## REQUIREMENT
Using the material that follows, say how many lines contain the string "cDNAs". Answer with a number only.

- Opening Delimiter -

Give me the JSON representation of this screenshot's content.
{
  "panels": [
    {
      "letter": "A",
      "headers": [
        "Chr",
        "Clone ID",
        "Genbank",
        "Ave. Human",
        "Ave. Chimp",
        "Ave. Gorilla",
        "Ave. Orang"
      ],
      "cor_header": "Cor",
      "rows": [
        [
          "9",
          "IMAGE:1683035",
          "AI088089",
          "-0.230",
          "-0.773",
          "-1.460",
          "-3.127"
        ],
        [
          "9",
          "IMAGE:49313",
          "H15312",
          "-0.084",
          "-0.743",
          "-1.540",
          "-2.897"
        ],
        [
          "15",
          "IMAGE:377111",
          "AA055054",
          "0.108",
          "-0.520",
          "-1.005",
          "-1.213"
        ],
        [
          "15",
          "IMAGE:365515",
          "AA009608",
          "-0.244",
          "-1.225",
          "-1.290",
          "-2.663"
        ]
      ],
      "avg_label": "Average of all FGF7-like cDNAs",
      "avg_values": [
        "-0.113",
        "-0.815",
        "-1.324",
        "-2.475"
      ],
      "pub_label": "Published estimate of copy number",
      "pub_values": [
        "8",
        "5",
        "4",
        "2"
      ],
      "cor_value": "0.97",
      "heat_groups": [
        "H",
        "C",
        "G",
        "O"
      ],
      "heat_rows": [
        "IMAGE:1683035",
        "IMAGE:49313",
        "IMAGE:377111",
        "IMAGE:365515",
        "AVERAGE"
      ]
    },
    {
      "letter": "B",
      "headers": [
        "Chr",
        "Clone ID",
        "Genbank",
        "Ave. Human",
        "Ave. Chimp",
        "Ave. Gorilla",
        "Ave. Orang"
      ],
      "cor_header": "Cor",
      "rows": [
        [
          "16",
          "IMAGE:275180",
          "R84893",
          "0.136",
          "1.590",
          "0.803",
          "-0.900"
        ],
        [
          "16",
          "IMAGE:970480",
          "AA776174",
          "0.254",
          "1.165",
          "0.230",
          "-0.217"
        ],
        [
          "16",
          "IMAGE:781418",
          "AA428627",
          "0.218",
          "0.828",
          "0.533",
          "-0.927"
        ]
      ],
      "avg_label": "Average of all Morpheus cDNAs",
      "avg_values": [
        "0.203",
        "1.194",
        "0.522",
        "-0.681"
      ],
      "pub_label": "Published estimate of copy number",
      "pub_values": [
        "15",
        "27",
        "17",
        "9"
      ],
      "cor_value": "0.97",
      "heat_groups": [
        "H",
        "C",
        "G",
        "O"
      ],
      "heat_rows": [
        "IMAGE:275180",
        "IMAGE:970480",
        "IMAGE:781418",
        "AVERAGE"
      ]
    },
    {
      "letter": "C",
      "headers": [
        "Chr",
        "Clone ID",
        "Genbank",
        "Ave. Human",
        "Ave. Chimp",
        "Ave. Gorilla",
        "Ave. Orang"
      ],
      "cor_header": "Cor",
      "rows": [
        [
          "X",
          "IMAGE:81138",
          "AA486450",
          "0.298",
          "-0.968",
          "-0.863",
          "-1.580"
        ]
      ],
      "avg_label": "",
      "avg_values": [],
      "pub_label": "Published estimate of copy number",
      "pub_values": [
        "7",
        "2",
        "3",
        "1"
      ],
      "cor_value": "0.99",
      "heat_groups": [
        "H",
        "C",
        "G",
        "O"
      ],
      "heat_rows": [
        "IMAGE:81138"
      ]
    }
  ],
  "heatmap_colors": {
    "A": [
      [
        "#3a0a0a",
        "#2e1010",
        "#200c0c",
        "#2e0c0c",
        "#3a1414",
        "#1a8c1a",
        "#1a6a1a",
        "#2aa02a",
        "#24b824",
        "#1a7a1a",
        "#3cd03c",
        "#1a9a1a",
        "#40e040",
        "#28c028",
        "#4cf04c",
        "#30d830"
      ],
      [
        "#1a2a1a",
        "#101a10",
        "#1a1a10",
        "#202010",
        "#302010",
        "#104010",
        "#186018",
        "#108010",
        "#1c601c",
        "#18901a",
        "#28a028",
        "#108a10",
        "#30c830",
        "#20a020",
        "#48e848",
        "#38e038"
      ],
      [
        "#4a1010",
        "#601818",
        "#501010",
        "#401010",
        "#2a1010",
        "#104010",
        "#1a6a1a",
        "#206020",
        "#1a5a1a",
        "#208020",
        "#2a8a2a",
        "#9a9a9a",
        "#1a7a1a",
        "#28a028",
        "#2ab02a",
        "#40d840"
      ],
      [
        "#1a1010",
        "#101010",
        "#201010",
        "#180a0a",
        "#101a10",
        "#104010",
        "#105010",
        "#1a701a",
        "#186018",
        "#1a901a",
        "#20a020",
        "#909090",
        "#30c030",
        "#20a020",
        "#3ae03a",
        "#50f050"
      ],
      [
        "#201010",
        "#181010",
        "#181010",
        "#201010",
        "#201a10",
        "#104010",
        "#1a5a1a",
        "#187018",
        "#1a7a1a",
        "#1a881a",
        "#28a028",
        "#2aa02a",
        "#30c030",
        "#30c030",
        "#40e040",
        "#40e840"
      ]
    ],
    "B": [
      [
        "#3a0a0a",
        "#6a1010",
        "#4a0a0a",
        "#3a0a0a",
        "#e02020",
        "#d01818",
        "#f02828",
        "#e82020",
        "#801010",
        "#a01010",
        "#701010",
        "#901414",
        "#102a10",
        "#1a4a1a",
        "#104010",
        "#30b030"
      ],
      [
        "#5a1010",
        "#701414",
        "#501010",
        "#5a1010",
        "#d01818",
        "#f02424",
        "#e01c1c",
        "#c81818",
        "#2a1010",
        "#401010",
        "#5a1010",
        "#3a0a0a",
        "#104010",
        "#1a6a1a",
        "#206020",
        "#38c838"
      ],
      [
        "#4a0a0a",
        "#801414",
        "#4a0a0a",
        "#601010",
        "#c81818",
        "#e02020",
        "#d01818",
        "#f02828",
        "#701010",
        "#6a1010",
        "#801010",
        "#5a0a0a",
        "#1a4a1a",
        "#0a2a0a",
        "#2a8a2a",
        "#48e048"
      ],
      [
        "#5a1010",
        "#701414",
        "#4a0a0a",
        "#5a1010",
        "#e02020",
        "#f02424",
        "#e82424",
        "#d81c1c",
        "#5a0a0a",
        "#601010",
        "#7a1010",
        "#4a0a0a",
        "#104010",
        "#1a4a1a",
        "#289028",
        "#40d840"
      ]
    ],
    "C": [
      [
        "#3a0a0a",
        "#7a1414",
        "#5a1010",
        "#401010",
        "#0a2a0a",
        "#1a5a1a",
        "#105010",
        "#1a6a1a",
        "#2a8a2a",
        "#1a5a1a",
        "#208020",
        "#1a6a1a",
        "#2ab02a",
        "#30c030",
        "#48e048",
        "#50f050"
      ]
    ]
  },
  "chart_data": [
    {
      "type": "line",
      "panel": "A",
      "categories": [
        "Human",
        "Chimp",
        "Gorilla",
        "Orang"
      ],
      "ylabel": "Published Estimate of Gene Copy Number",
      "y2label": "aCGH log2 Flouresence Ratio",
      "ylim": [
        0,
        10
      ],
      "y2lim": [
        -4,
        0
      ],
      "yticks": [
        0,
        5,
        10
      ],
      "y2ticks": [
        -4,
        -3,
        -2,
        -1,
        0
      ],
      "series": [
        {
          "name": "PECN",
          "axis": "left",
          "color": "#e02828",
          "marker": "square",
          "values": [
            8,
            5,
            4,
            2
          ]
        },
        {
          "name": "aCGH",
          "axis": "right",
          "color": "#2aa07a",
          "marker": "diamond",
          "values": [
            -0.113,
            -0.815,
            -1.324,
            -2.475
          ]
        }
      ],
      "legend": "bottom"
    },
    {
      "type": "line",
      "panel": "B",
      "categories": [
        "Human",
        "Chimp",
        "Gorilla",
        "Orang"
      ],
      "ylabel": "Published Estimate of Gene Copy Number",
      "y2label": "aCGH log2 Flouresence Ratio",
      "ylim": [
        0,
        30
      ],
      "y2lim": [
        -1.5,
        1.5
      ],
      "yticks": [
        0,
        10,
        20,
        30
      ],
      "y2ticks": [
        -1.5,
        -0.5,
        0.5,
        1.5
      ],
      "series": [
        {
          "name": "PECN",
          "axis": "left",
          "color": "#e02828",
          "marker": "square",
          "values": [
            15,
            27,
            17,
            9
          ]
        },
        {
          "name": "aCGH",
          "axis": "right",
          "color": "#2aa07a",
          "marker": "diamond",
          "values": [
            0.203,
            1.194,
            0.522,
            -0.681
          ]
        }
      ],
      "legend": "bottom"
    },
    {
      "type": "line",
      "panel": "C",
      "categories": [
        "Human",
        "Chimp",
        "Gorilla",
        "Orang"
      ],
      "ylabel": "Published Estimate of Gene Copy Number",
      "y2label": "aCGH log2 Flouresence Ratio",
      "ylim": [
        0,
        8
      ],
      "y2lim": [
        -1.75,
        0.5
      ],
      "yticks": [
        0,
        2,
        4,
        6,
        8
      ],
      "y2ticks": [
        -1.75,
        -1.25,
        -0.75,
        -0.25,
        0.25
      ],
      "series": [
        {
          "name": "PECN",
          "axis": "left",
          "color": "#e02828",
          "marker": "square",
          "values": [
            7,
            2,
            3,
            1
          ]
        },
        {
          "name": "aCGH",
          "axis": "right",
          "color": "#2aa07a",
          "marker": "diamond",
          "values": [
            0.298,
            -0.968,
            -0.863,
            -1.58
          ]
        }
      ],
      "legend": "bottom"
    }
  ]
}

- Closing Delimiter -

## TASK OUTPUT
2